- INSTRUCTIONS TO FOLLOW
Identify, in the records below, every line where the string "человек" appears, and copy each such line.

- LISTED RECORDS
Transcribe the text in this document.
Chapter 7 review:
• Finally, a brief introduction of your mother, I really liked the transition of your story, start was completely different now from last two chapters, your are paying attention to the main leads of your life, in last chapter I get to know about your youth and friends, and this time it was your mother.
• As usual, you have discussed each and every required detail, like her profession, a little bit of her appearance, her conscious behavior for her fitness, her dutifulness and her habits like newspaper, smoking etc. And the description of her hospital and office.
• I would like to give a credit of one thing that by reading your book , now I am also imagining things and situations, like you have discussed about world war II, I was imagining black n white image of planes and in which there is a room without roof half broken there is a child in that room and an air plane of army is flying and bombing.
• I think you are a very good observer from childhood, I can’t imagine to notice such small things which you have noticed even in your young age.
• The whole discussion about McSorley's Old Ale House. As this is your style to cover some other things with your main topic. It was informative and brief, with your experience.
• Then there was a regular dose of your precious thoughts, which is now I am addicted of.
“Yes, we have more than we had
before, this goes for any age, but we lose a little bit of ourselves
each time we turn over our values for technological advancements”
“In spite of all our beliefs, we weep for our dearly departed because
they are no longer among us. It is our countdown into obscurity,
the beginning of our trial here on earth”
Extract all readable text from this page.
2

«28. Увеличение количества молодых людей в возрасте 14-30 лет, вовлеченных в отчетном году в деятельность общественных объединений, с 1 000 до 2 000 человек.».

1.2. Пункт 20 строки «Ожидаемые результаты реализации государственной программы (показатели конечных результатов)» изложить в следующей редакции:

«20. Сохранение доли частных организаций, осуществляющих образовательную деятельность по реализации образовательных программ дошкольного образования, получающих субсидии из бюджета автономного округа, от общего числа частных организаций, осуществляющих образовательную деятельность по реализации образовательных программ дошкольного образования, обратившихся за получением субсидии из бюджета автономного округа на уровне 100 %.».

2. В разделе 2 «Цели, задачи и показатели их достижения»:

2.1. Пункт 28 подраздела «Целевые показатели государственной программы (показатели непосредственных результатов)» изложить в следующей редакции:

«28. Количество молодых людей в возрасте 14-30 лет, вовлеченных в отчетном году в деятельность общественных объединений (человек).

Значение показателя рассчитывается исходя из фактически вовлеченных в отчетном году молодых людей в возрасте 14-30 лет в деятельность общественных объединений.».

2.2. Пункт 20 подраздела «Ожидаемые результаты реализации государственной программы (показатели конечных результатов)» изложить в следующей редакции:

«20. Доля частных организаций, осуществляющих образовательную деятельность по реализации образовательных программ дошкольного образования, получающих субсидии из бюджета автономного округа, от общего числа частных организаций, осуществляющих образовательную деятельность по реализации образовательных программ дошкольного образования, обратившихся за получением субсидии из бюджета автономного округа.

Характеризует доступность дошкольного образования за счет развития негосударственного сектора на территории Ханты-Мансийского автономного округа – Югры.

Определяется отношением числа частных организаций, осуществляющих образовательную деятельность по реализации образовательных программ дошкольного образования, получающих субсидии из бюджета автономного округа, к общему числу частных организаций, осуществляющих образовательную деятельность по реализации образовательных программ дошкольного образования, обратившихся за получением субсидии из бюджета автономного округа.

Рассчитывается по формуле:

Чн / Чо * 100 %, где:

- WRITTEN RESPONSE
«28. Увеличение количества молодых людей в возрасте 14-30 лет, вовлеченных в отчетном году в деятельность общественных объединений, с 1 000 до 2 000 человек.».
«28. Количество молодых людей в возрасте 14-30 лет, вовлеченных в отчетном году в деятельность общественных объединений (человек).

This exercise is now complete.